:: RECORDS FOR THE TASK ::

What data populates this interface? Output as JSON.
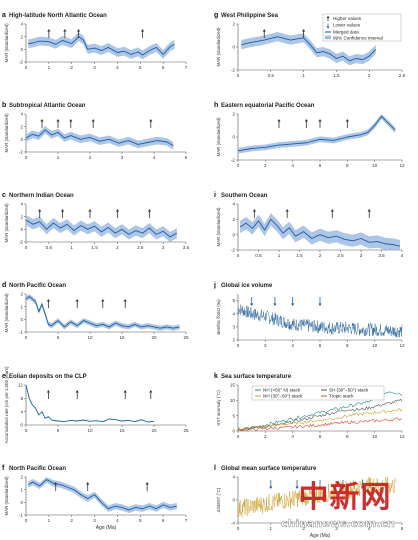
{
  "colors": {
    "line": "#1f5f9e",
    "band": "#9fbbe3",
    "axis": "#555555",
    "jline": "#1e5d96",
    "k_nh50": "#1f8f8a",
    "k_sh": "#555555",
    "k_nh30": "#d99a2b",
    "k_tropic": "#d64b3b",
    "l_line": "#c89a1e",
    "arrow_up": "#333333",
    "arrow_down": "#1f5f9e",
    "watermark": "#c81e1e",
    "watermark_text": "#ffffff"
  },
  "legend_g": {
    "higher": "Higher values",
    "lower": "Lower values",
    "merged": "Merged data",
    "ci": "99% Confidence interval"
  },
  "legend_k": {
    "nh50": "NH (>50° N) stack",
    "sh": "SH (30°–50°) stack",
    "nh30": "NH (30°–50°) stack",
    "tropic": "Tropic stack"
  },
  "watermark": {
    "main": "中新网",
    "sub": "chinanews.com.cn"
  },
  "chart_data": [
    {
      "id": "a",
      "type": "line",
      "title": "High-latitude North Atlantic Ocean",
      "ylabel": "MAR (standardized)",
      "xlabel": "",
      "xlim": [
        0,
        7
      ],
      "ylim": [
        -2,
        4
      ],
      "xticks": [
        0,
        1,
        2,
        3,
        4,
        5,
        6,
        7
      ],
      "yticks": [
        -2,
        0,
        2,
        4
      ],
      "series": [
        {
          "x": [
            0.1,
            0.3,
            0.6,
            1.0,
            1.3,
            1.6,
            2.0,
            2.3,
            2.5,
            2.7,
            3.0,
            3.3,
            3.6,
            4.0,
            4.3,
            4.6,
            4.9,
            5.1,
            5.4,
            5.7,
            6.0,
            6.3,
            6.5
          ],
          "y": [
            0.9,
            1.0,
            1.3,
            1.2,
            0.8,
            1.4,
            0.9,
            2.0,
            1.5,
            0.0,
            0.2,
            -0.2,
            0.3,
            -0.5,
            -0.3,
            -0.8,
            -0.4,
            -0.9,
            -0.2,
            0.3,
            -0.8,
            0.4,
            0.8
          ],
          "band": 0.7
        }
      ],
      "arrows_up": [
        1.0,
        1.7,
        2.3,
        5.1
      ],
      "arrows_down": []
    },
    {
      "id": "b",
      "type": "line",
      "title": "Subtropical Atlantic Ocean",
      "ylabel": "MAR (standardized)",
      "xlabel": "",
      "xlim": [
        0,
        5
      ],
      "ylim": [
        -2,
        4
      ],
      "xticks": [
        0,
        1,
        2,
        3,
        4,
        5
      ],
      "yticks": [
        -2,
        0,
        2,
        4
      ],
      "series": [
        {
          "x": [
            0.0,
            0.2,
            0.4,
            0.6,
            0.8,
            1.0,
            1.2,
            1.4,
            1.7,
            2.0,
            2.3,
            2.6,
            2.9,
            3.2,
            3.5,
            3.8,
            4.1,
            4.4,
            4.6
          ],
          "y": [
            0.2,
            0.8,
            0.5,
            1.5,
            0.7,
            1.1,
            0.2,
            0.6,
            0.0,
            0.3,
            -0.3,
            0.0,
            -0.6,
            -0.2,
            -0.8,
            -0.5,
            -0.2,
            -0.4,
            -1.0
          ],
          "band": 0.6
        }
      ],
      "arrows_up": [
        0.5,
        1.0,
        1.4,
        2.1,
        3.9
      ],
      "arrows_down": []
    },
    {
      "id": "c",
      "type": "line",
      "title": "Northern Indian Ocean",
      "ylabel": "MAR (standardized)",
      "xlabel": "",
      "xlim": [
        0,
        3.5
      ],
      "ylim": [
        -2,
        4
      ],
      "xticks": [
        0,
        0.5,
        1,
        1.5,
        2,
        2.5,
        3,
        3.5
      ],
      "yticks": [
        -2,
        0,
        2,
        4
      ],
      "series": [
        {
          "x": [
            0.0,
            0.15,
            0.3,
            0.45,
            0.6,
            0.75,
            0.9,
            1.05,
            1.2,
            1.35,
            1.5,
            1.65,
            1.8,
            1.95,
            2.1,
            2.25,
            2.4,
            2.55,
            2.7,
            2.85,
            3.0,
            3.15,
            3.3
          ],
          "y": [
            1.5,
            0.8,
            1.2,
            0.0,
            1.0,
            0.2,
            0.8,
            -0.2,
            0.6,
            0.0,
            0.5,
            -0.4,
            0.3,
            -0.6,
            0.0,
            -0.8,
            -0.2,
            -0.6,
            0.2,
            -0.8,
            -0.3,
            -1.2,
            -0.6
          ],
          "band": 0.8
        }
      ],
      "arrows_up": [
        0.3,
        0.8,
        1.4,
        2.0,
        2.7
      ],
      "arrows_down": []
    },
    {
      "id": "d",
      "type": "line",
      "title": "North Pacific Ocean",
      "ylabel": "MAR (standardized)",
      "xlabel": "",
      "xlim": [
        0,
        25
      ],
      "ylim": [
        -1,
        2
      ],
      "xticks": [
        0,
        5,
        10,
        15,
        20,
        25
      ],
      "yticks": [
        -1,
        0,
        1,
        2
      ],
      "series": [
        {
          "x": [
            0,
            0.5,
            1,
            1.5,
            2,
            2.5,
            3,
            3.5,
            4,
            5,
            6,
            7,
            8,
            9,
            10,
            11,
            12,
            13,
            14,
            15,
            16,
            17,
            18,
            19,
            20,
            21,
            22,
            23,
            24
          ],
          "y": [
            1.6,
            1.8,
            1.6,
            1.4,
            0.6,
            1.2,
            0.4,
            -0.4,
            -0.5,
            -0.1,
            -0.6,
            -0.2,
            -0.5,
            -0.1,
            -0.3,
            -0.5,
            -0.4,
            -0.6,
            -0.3,
            -0.5,
            -0.6,
            -0.4,
            -0.6,
            -0.5,
            -0.6,
            -0.7,
            -0.6,
            -0.7,
            -0.6
          ],
          "band": 0.2
        }
      ],
      "arrows_up": [
        3.5,
        8.0,
        12.0,
        15.5
      ],
      "arrows_down": []
    },
    {
      "id": "e",
      "type": "line",
      "title": "Eolian deposits on the CLP",
      "ylabel": "Accumulation rate (cm per 1,000 years)",
      "xlabel": "",
      "xlim": [
        0,
        25
      ],
      "ylim": [
        0,
        12
      ],
      "xticks": [
        0,
        5,
        10,
        15,
        20,
        25
      ],
      "yticks": [
        0,
        4,
        8,
        12
      ],
      "series": [
        {
          "x": [
            0,
            0.5,
            1,
            1.5,
            2,
            2.5,
            3,
            3.5,
            4,
            5,
            6,
            7,
            8,
            9,
            10,
            11,
            12,
            13,
            14,
            15,
            16,
            17,
            18,
            19,
            20
          ],
          "y": [
            12,
            8,
            6,
            5,
            3,
            4,
            2,
            2.5,
            1.5,
            1.2,
            1.0,
            1.4,
            1.2,
            1.5,
            1.1,
            1.3,
            1.0,
            1.8,
            1.6,
            1.2,
            1.4,
            1.0,
            1.6,
            0.9,
            1.1
          ],
          "band": 0
        }
      ],
      "arrows_up": [
        3.5,
        8.0,
        15.5,
        19.5
      ],
      "arrows_down": []
    },
    {
      "id": "f",
      "type": "line",
      "title": "North Pacific Ocean",
      "ylabel": "MAR (standardized)",
      "xlabel": "Age (Ma)",
      "xlim": [
        0,
        7
      ],
      "ylim": [
        -1,
        2
      ],
      "xticks": [
        0,
        1,
        2,
        3,
        4,
        5,
        6,
        7
      ],
      "yticks": [
        -1,
        0,
        1,
        2
      ],
      "series": [
        {
          "x": [
            0.1,
            0.3,
            0.6,
            0.9,
            1.2,
            1.5,
            1.8,
            2.1,
            2.4,
            2.7,
            3.0,
            3.3,
            3.6,
            3.9,
            4.2,
            4.5,
            4.8,
            5.1,
            5.4,
            5.7,
            6.0,
            6.3,
            6.6
          ],
          "y": [
            1.4,
            1.6,
            1.3,
            1.8,
            1.5,
            1.4,
            1.2,
            1.0,
            0.6,
            0.3,
            0.6,
            0.0,
            -0.5,
            -0.3,
            -0.4,
            -0.6,
            -0.4,
            -0.5,
            -0.3,
            -0.5,
            -0.2,
            -0.4,
            -0.3
          ],
          "band": 0.25
        }
      ],
      "arrows_up": [
        1.3,
        2.7,
        5.3
      ],
      "arrows_down": []
    },
    {
      "id": "g",
      "type": "line",
      "title": "West Philippine Sea",
      "ylabel": "MAR (standardized)",
      "xlabel": "",
      "xlim": [
        0,
        2.5
      ],
      "ylim": [
        -2,
        2
      ],
      "xticks": [
        0,
        0.5,
        1,
        1.5,
        2,
        2.5
      ],
      "yticks": [
        -2,
        0,
        2
      ],
      "series": [
        {
          "x": [
            0.05,
            0.2,
            0.4,
            0.6,
            0.8,
            1.0,
            1.1,
            1.2,
            1.3,
            1.4,
            1.5,
            1.6,
            1.7,
            1.8,
            1.9,
            2.0,
            2.1
          ],
          "y": [
            0.2,
            0.4,
            0.6,
            0.9,
            0.6,
            0.8,
            0.2,
            -0.5,
            -0.4,
            -0.6,
            -1.0,
            -0.8,
            -1.2,
            -1.0,
            -1.1,
            -0.8,
            -0.2
          ],
          "band": 0.4
        }
      ],
      "arrows_up": [
        0.4,
        1.0,
        1.5
      ],
      "arrows_down": []
    },
    {
      "id": "h",
      "type": "line",
      "title": "Eastern equatorial Pacific Ocean",
      "ylabel": "MAR (standardized)",
      "xlabel": "",
      "xlim": [
        0,
        12
      ],
      "ylim": [
        -2,
        2
      ],
      "xticks": [
        0,
        2,
        4,
        6,
        8,
        10,
        12
      ],
      "yticks": [
        -2,
        0,
        2
      ],
      "series": [
        {
          "x": [
            0,
            1,
            2,
            3,
            4,
            5,
            6,
            7,
            8,
            9,
            9.5,
            10,
            10.5,
            11,
            11.5
          ],
          "y": [
            -1.2,
            -1.0,
            -0.9,
            -0.7,
            -0.6,
            -0.5,
            -0.2,
            -0.3,
            0.0,
            0.2,
            0.4,
            1.0,
            1.8,
            1.2,
            0.6
          ],
          "band": 0.25
        }
      ],
      "arrows_up": [
        3.0,
        5.0,
        6.0,
        8.0
      ],
      "arrows_down": []
    },
    {
      "id": "i",
      "type": "line",
      "title": "Southern Ocean",
      "ylabel": "MAR (standardized)",
      "xlabel": "",
      "xlim": [
        0,
        4
      ],
      "ylim": [
        -2,
        4
      ],
      "xticks": [
        0,
        0.5,
        1,
        1.5,
        2,
        2.5,
        3,
        3.5,
        4
      ],
      "yticks": [
        -2,
        0,
        2,
        4
      ],
      "series": [
        {
          "x": [
            0.05,
            0.2,
            0.35,
            0.5,
            0.65,
            0.8,
            0.95,
            1.1,
            1.25,
            1.4,
            1.6,
            1.8,
            2.0,
            2.2,
            2.4,
            2.6,
            2.8,
            3.0,
            3.2,
            3.4,
            3.6,
            3.8,
            3.95
          ],
          "y": [
            1.0,
            1.5,
            0.8,
            1.8,
            0.6,
            2.0,
            1.2,
            0.2,
            0.9,
            -0.2,
            0.4,
            -0.5,
            0.0,
            -0.4,
            -0.2,
            -0.6,
            -0.8,
            -0.5,
            -1.0,
            -0.9,
            -1.2,
            -1.3,
            -1.5
          ],
          "band": 0.8
        }
      ],
      "arrows_up": [
        0.4,
        1.2,
        2.3,
        3.2
      ],
      "arrows_down": []
    },
    {
      "id": "j",
      "type": "line",
      "title": "Global ice volume",
      "ylabel": "Benthic δ18O (‰)",
      "xlabel": "",
      "xlim": [
        0,
        12
      ],
      "ylim": [
        2,
        5.5
      ],
      "xticks": [
        0,
        2,
        4,
        6,
        8,
        10,
        12
      ],
      "yticks": [
        2,
        3,
        4,
        5
      ],
      "series": [
        {
          "x": [
            0,
            1,
            2,
            3,
            4,
            5,
            6,
            7,
            8,
            9,
            10,
            11,
            12
          ],
          "y": [
            4.4,
            4.0,
            3.8,
            3.5,
            3.2,
            3.1,
            3.0,
            2.9,
            2.9,
            2.8,
            2.8,
            2.7,
            2.7
          ],
          "band": 0.5
        }
      ],
      "arrows_up": [],
      "arrows_down": [
        1.0,
        2.7,
        4.0,
        6.0
      ]
    },
    {
      "id": "k",
      "type": "line",
      "title": "Sea surface temperature",
      "ylabel": "SST anomaly (°C)",
      "xlabel": "",
      "xlim": [
        0,
        12
      ],
      "ylim": [
        0,
        15
      ],
      "xticks": [
        0,
        2,
        4,
        6,
        8,
        10,
        12
      ],
      "yticks": [
        0,
        5,
        10,
        15
      ],
      "series": [
        {
          "name": "NH (>50° N) stack",
          "x": [
            0,
            1,
            2,
            3,
            4,
            5,
            6,
            7,
            8,
            9,
            10,
            11,
            12
          ],
          "y": [
            0.5,
            1,
            2,
            3,
            4,
            5,
            6,
            7,
            8,
            9,
            10,
            13,
            12
          ],
          "band": 0
        },
        {
          "name": "SH (30°–50°) stack",
          "x": [
            0,
            1,
            2,
            3,
            4,
            5,
            6,
            7,
            8,
            9,
            10,
            11,
            12
          ],
          "y": [
            0.5,
            1,
            1.5,
            2,
            3,
            4,
            5,
            6,
            7,
            7,
            8,
            9,
            10
          ],
          "band": 0
        },
        {
          "name": "NH (30°–50°) stack",
          "x": [
            0,
            1,
            2,
            3,
            4,
            5,
            6,
            7,
            8,
            9,
            10,
            11,
            12
          ],
          "y": [
            0.5,
            1,
            1.5,
            2,
            2.5,
            3,
            3.5,
            4,
            5,
            5.5,
            6,
            6.5,
            7
          ],
          "band": 0
        },
        {
          "name": "Tropic stack",
          "x": [
            0,
            1,
            2,
            3,
            4,
            5,
            6,
            7,
            8,
            9,
            10,
            11,
            12
          ],
          "y": [
            0.3,
            0.5,
            0.8,
            1,
            1.3,
            1.6,
            2,
            2.4,
            2.8,
            3,
            3.3,
            3.6,
            4
          ],
          "band": 0
        }
      ],
      "arrows_up": [],
      "arrows_down": []
    },
    {
      "id": "l",
      "type": "line",
      "title": "Global mean surface temperature",
      "ylabel": "ΔGMST (°C)",
      "xlabel": "Age (Ma)",
      "xlim": [
        0,
        5
      ],
      "ylim": [
        -4,
        4
      ],
      "xticks": [
        0,
        1,
        2,
        3,
        4,
        5
      ],
      "yticks": [
        -4,
        0,
        4
      ],
      "series": [
        {
          "x": [
            0,
            0.5,
            1,
            1.5,
            2,
            2.5,
            3,
            3.5,
            4,
            4.5,
            4.8
          ],
          "y": [
            -1.5,
            -1.0,
            -0.5,
            0.0,
            0.5,
            1.0,
            1.5,
            2.0,
            2.5,
            2.5,
            2.5
          ],
          "band": 1.6
        }
      ],
      "arrows_up": [],
      "arrows_down": [
        1.0,
        1.8,
        2.5,
        3.2,
        3.8
      ]
    }
  ]
}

:::

● **INSTRUCTIONS TO FOLLOW**: Check each line of the records for the string "values" and state how many lines contain it. Give only the number.

● **FULL RESPONSE**: 2